What this task involves:
For the material that follows, list every line containing the word "Jeanne".
╭─ Dataset records
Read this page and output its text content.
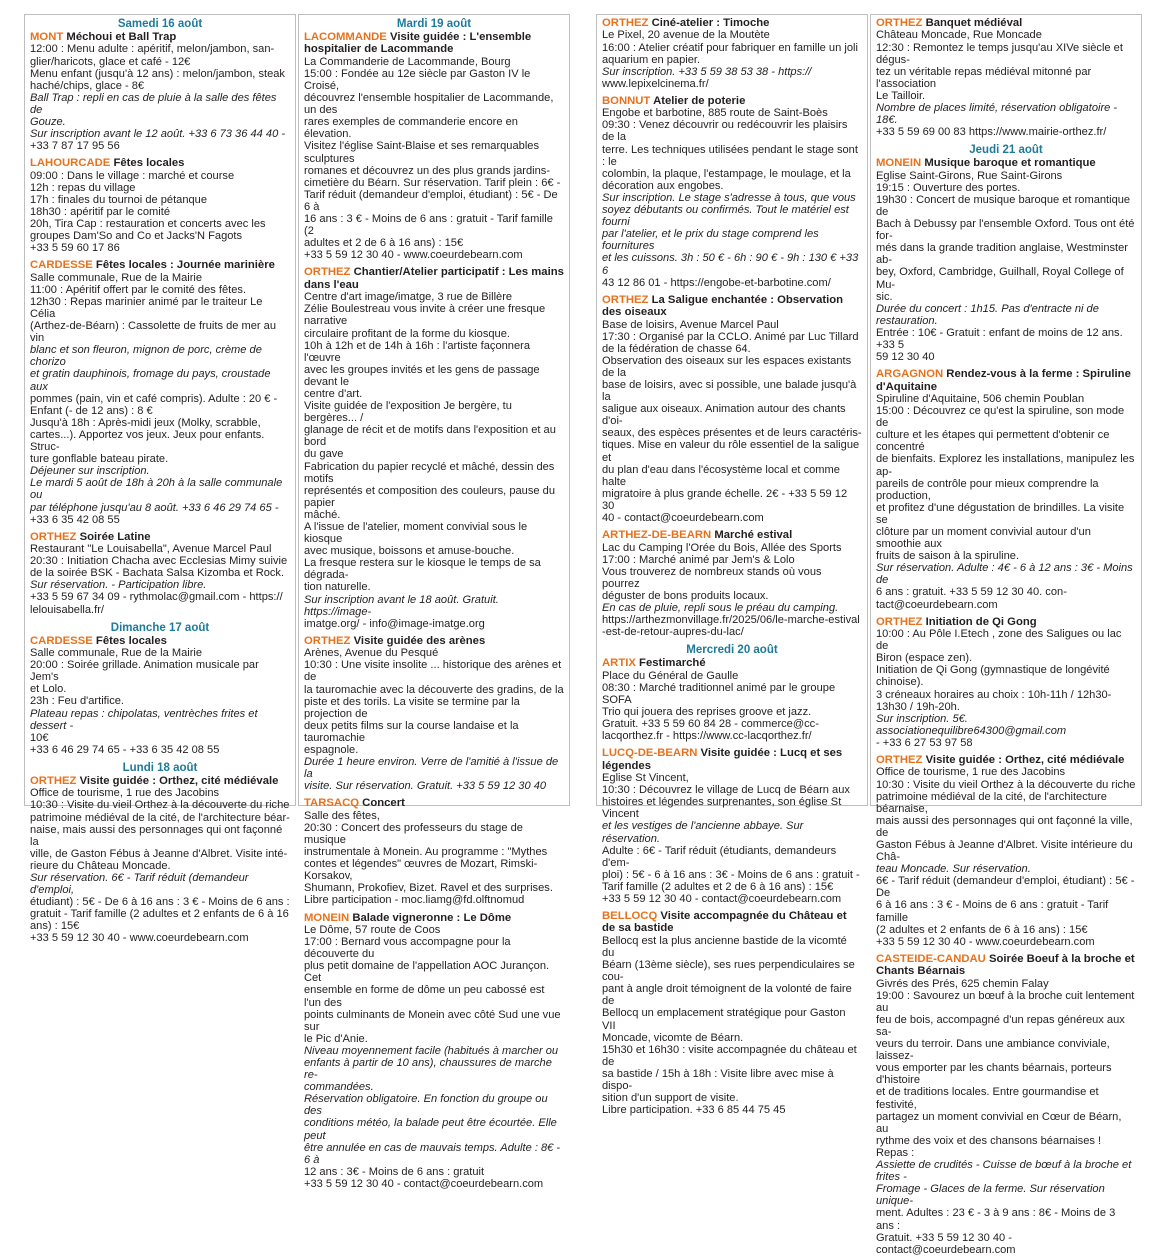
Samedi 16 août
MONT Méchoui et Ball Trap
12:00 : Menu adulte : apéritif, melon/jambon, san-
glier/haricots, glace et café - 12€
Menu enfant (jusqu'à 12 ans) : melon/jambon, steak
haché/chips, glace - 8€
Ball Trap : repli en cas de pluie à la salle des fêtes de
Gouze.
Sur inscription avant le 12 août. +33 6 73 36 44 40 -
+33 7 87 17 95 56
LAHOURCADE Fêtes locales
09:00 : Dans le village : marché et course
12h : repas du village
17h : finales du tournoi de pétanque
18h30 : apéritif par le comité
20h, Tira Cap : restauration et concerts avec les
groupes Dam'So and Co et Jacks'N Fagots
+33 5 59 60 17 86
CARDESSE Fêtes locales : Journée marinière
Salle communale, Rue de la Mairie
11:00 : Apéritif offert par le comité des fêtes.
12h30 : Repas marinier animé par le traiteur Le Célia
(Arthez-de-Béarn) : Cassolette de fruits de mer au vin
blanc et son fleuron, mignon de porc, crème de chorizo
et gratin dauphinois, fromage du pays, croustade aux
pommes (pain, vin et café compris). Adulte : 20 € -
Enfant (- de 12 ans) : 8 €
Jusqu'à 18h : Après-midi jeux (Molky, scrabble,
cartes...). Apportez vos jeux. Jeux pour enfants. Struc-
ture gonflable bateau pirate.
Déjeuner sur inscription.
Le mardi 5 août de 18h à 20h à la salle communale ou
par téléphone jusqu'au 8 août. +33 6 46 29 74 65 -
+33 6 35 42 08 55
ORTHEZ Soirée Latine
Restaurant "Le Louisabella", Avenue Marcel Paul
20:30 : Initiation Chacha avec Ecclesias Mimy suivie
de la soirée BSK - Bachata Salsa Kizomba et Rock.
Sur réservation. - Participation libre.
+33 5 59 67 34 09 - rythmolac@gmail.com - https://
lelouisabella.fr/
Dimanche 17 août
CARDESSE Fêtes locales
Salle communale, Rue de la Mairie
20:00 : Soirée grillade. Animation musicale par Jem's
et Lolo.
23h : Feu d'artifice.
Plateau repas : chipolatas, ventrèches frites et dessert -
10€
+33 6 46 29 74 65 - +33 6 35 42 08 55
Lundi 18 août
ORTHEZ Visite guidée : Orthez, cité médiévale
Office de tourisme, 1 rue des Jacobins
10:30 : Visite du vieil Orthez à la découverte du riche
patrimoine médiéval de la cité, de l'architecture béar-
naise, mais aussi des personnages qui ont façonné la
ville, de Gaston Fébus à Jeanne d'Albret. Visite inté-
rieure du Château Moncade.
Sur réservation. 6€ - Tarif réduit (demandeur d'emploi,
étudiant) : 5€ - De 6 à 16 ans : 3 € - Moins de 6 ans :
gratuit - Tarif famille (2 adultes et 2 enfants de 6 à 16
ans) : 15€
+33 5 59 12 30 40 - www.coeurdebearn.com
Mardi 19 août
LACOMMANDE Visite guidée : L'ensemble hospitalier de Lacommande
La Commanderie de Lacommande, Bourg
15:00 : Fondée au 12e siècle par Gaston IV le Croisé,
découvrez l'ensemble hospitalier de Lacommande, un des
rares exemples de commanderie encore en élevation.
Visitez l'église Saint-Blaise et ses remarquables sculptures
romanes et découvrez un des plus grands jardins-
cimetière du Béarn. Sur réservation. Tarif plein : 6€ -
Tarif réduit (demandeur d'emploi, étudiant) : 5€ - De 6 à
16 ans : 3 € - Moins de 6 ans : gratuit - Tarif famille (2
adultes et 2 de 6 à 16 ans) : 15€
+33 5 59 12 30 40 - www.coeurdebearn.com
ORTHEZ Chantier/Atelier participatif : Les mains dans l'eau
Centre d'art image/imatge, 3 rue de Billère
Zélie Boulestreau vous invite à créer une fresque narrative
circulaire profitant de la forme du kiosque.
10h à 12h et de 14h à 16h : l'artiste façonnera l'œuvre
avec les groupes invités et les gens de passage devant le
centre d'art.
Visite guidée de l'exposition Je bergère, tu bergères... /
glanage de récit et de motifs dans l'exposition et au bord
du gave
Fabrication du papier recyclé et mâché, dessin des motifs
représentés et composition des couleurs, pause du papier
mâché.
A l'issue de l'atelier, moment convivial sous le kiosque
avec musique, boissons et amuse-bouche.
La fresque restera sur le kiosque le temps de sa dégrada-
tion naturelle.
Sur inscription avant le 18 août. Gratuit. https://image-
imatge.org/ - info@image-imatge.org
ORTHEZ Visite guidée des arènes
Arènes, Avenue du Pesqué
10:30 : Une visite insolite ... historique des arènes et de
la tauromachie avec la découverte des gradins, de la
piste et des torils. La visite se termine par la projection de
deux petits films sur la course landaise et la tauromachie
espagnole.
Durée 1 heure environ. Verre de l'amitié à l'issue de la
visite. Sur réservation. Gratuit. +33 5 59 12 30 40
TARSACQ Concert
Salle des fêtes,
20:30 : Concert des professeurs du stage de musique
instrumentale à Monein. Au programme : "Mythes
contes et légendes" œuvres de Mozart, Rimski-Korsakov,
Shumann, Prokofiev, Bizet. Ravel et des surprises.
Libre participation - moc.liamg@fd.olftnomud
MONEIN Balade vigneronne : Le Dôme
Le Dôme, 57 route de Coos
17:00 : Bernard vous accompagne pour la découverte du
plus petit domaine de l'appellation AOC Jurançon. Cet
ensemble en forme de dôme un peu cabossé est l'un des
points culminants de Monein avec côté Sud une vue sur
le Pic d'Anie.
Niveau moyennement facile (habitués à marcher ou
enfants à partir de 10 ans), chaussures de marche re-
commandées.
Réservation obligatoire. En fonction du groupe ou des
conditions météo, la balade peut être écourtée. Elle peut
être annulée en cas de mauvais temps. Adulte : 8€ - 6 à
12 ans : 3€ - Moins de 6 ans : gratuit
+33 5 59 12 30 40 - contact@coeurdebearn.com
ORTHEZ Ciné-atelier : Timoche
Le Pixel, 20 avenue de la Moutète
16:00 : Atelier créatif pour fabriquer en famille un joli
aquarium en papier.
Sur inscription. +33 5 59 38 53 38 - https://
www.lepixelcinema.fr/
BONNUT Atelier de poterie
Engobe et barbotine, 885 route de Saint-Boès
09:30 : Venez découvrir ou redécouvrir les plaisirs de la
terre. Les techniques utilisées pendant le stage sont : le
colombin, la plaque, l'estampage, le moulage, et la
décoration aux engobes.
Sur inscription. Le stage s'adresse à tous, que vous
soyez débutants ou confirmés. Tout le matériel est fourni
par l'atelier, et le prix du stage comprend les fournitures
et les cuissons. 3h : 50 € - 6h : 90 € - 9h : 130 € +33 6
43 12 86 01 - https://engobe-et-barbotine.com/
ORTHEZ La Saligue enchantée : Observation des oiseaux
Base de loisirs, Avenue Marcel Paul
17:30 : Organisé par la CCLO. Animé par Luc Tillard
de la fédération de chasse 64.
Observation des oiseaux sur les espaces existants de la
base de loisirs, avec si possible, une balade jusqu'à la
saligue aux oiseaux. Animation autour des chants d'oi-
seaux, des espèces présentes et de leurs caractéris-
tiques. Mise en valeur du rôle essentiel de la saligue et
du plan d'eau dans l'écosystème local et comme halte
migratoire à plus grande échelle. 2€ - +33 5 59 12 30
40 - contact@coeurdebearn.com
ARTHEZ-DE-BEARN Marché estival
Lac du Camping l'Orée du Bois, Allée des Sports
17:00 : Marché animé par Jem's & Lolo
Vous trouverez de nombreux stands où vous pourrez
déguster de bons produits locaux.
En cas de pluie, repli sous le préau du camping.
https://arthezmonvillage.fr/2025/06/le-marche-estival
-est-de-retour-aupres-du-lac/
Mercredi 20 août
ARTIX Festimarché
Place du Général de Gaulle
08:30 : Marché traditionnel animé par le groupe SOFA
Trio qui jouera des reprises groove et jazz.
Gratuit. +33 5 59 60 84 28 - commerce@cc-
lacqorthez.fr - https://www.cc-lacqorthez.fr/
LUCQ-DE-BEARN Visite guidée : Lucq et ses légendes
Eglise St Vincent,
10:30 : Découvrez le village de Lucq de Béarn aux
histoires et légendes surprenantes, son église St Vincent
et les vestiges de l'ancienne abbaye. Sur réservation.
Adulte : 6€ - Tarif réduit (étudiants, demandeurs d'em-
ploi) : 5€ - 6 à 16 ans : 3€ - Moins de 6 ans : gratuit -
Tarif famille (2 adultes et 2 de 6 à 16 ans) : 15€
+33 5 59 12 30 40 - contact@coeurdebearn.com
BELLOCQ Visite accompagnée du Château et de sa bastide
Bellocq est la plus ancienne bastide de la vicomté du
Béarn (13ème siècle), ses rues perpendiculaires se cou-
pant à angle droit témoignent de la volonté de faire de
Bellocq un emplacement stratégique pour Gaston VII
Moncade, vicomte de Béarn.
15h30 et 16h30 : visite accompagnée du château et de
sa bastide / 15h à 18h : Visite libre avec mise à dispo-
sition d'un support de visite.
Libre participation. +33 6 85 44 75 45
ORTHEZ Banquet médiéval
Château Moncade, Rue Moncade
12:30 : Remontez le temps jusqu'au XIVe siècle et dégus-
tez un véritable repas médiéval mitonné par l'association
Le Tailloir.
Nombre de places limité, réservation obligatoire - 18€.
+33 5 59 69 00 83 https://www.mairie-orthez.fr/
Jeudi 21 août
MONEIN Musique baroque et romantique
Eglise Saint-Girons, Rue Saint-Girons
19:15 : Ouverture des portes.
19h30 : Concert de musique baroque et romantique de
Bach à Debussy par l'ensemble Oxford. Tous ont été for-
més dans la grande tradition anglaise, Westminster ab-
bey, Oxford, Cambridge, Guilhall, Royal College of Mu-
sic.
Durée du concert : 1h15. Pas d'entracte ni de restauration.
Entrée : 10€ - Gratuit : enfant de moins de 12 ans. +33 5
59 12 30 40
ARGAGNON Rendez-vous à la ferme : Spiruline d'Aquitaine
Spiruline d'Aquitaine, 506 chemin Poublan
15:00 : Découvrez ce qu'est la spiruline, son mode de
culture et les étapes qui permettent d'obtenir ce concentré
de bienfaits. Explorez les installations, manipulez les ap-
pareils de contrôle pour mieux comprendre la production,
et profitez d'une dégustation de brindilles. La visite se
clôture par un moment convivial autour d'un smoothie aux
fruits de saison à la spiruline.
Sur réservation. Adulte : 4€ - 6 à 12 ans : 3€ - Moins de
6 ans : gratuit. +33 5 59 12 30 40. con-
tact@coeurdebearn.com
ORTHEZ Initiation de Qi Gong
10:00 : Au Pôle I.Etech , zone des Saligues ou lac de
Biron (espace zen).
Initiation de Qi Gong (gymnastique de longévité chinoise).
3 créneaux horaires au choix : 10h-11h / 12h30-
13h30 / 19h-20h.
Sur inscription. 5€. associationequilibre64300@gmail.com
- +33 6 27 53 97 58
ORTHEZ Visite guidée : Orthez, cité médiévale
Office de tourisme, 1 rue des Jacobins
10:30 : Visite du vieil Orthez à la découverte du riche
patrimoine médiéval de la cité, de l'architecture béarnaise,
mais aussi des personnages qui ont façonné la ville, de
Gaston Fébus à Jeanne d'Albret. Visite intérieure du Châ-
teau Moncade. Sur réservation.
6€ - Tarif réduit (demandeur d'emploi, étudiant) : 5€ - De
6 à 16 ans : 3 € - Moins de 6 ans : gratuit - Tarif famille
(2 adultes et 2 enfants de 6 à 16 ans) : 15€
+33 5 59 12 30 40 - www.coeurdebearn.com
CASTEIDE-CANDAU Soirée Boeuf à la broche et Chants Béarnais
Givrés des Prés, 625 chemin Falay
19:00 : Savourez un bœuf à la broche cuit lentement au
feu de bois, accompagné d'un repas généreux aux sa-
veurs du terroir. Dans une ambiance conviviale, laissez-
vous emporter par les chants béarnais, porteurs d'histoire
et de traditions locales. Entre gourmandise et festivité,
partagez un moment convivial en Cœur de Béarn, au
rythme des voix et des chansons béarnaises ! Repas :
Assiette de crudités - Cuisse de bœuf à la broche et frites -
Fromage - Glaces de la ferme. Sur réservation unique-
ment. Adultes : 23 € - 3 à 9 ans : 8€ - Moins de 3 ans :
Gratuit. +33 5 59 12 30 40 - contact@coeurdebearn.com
╰─
Correct output:
ville, de Gaston Fébus à Jeanne d'Albret. Visite inté-
Gaston Fébus à Jeanne d'Albret. Visite intérieure du Châ-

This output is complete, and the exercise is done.